Data shown >>
▼

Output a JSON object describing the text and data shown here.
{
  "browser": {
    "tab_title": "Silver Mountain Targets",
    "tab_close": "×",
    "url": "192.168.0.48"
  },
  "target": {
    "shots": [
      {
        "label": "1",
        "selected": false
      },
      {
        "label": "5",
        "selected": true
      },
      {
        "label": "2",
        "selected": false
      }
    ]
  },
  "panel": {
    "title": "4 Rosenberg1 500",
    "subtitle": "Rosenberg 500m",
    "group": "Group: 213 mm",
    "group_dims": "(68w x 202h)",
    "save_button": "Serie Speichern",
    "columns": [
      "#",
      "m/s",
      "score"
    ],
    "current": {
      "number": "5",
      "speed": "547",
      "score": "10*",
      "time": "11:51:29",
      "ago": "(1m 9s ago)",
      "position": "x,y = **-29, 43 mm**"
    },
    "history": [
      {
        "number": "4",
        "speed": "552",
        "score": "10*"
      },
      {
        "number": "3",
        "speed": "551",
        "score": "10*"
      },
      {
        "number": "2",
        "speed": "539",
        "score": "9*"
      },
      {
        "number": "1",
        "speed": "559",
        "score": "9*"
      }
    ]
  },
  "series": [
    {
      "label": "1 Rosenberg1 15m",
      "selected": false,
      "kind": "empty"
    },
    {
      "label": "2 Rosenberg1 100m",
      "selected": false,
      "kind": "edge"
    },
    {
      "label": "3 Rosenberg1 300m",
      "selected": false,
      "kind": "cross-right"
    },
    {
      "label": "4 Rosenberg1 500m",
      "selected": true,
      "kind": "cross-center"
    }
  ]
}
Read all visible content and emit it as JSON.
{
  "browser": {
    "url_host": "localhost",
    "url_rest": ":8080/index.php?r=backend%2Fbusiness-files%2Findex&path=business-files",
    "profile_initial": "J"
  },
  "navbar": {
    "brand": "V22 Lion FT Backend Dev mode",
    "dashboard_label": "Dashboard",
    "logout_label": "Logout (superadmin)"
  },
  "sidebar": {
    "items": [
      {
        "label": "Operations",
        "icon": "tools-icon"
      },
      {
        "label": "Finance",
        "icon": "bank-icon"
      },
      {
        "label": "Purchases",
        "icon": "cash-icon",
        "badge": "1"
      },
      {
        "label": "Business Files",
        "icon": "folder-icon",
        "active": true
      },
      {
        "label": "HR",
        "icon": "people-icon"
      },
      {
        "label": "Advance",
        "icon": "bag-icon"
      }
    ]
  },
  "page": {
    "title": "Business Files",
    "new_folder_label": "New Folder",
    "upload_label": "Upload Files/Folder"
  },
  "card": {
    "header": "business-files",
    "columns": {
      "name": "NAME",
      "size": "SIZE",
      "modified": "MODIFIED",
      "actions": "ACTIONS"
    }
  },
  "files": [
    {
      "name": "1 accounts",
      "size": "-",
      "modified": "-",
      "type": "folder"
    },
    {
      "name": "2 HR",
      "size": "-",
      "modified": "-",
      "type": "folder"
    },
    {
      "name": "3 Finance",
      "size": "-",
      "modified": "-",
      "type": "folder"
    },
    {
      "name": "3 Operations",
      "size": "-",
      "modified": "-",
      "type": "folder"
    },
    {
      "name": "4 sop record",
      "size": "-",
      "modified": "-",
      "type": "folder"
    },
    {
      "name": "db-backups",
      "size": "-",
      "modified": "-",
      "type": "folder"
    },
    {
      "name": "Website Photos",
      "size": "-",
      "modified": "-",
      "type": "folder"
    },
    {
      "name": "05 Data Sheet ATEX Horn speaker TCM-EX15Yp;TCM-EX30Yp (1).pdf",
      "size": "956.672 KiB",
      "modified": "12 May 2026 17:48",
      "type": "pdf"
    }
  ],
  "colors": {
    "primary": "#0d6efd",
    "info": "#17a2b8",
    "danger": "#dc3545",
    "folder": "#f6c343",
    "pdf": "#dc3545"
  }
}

▲
▼

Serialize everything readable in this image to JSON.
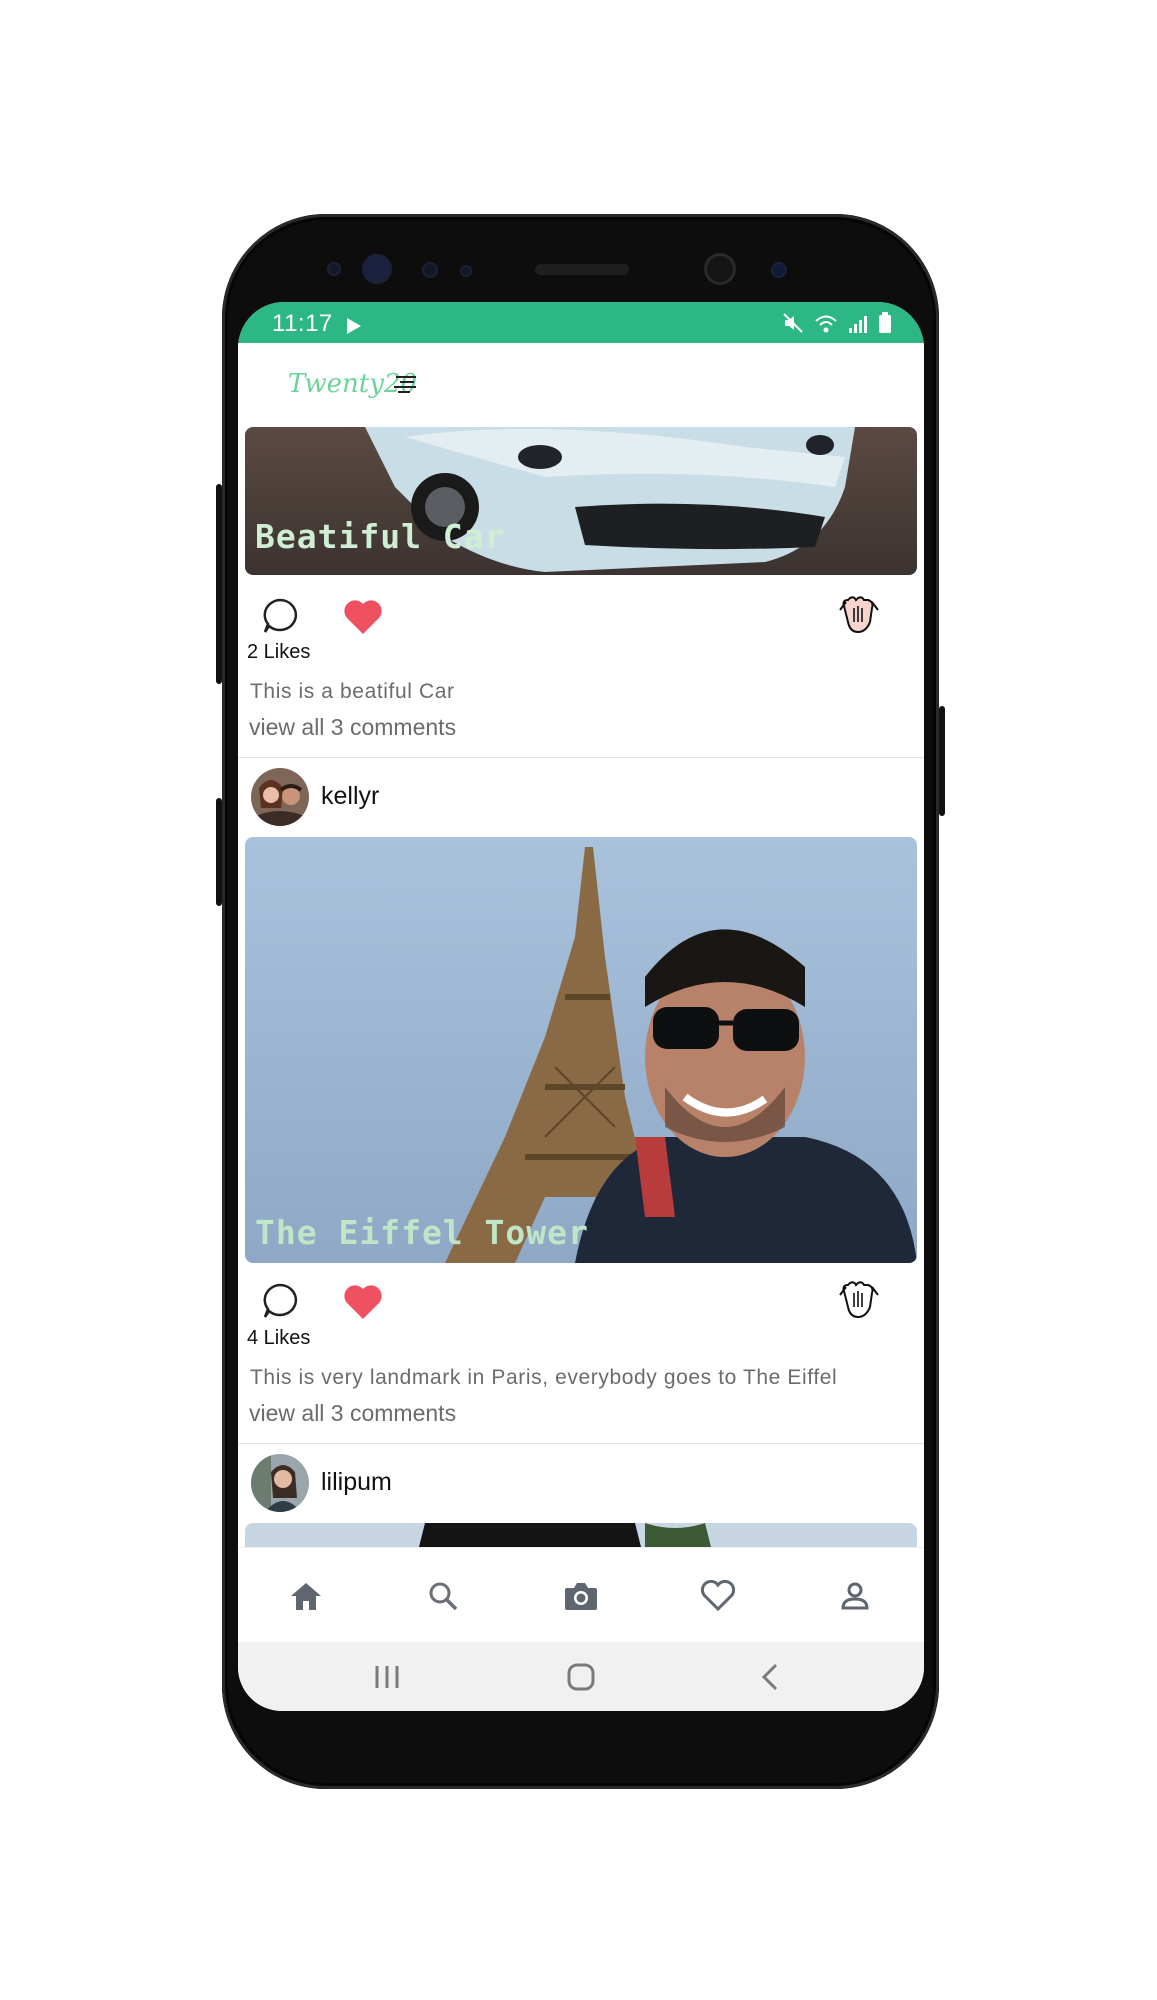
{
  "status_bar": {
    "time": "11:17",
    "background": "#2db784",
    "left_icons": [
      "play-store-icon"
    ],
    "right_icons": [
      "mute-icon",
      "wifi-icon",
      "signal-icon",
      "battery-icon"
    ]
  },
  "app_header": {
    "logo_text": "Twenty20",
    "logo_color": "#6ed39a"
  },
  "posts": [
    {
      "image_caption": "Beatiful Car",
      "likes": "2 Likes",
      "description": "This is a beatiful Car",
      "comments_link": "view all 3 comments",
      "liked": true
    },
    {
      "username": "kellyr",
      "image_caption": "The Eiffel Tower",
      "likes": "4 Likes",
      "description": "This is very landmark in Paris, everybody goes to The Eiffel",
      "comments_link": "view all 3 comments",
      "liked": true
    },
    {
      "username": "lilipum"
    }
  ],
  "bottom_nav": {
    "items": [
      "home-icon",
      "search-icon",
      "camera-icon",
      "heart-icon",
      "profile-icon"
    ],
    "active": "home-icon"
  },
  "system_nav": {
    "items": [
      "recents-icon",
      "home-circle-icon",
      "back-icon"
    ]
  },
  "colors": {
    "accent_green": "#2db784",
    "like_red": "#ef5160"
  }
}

▲

Work to do >> Pull every line containing "kind" out of the records.

Expected output >>
      "kind": "empty"
      "kind": "edge"
      "kind": "cross-right"
      "kind": "cross-center"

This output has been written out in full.